## WHAT TO PRODUCE
Please work out how many lines in the material contain "title" and give only that figure.

## RECORDS TO PROCESS
===============

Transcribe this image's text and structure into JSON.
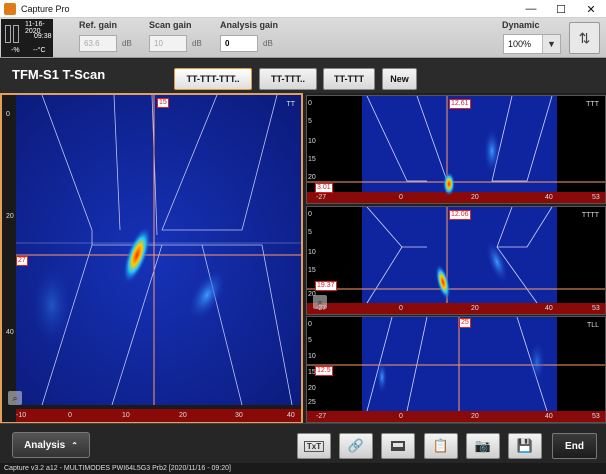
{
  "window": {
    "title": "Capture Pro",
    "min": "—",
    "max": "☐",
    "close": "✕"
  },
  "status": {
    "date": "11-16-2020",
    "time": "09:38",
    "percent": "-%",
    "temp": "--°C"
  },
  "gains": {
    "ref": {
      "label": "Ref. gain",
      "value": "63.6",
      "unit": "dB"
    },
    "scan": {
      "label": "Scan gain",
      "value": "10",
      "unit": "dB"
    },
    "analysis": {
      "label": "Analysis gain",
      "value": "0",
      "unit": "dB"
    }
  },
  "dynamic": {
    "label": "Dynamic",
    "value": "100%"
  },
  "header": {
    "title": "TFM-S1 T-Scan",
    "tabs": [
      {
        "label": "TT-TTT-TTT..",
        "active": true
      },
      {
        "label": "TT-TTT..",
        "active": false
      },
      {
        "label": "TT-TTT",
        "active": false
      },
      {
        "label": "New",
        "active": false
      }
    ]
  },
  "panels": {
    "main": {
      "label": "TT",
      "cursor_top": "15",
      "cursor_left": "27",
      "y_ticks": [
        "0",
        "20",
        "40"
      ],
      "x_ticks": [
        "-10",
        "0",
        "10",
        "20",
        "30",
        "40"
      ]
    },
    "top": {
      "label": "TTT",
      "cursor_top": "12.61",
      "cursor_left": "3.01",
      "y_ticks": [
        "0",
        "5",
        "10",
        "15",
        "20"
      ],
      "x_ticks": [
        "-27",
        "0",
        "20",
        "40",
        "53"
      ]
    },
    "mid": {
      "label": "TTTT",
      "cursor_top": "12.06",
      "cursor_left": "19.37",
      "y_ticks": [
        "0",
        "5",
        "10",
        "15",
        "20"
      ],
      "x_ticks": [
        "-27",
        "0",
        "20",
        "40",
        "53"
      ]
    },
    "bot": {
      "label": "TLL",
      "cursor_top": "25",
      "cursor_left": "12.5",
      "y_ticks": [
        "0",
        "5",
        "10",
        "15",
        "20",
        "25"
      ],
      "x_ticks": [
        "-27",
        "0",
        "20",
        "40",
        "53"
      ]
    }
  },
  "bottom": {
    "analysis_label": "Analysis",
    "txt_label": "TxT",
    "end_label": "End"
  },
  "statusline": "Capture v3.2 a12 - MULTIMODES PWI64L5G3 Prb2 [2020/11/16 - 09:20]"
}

===============

## TASK RESULT
2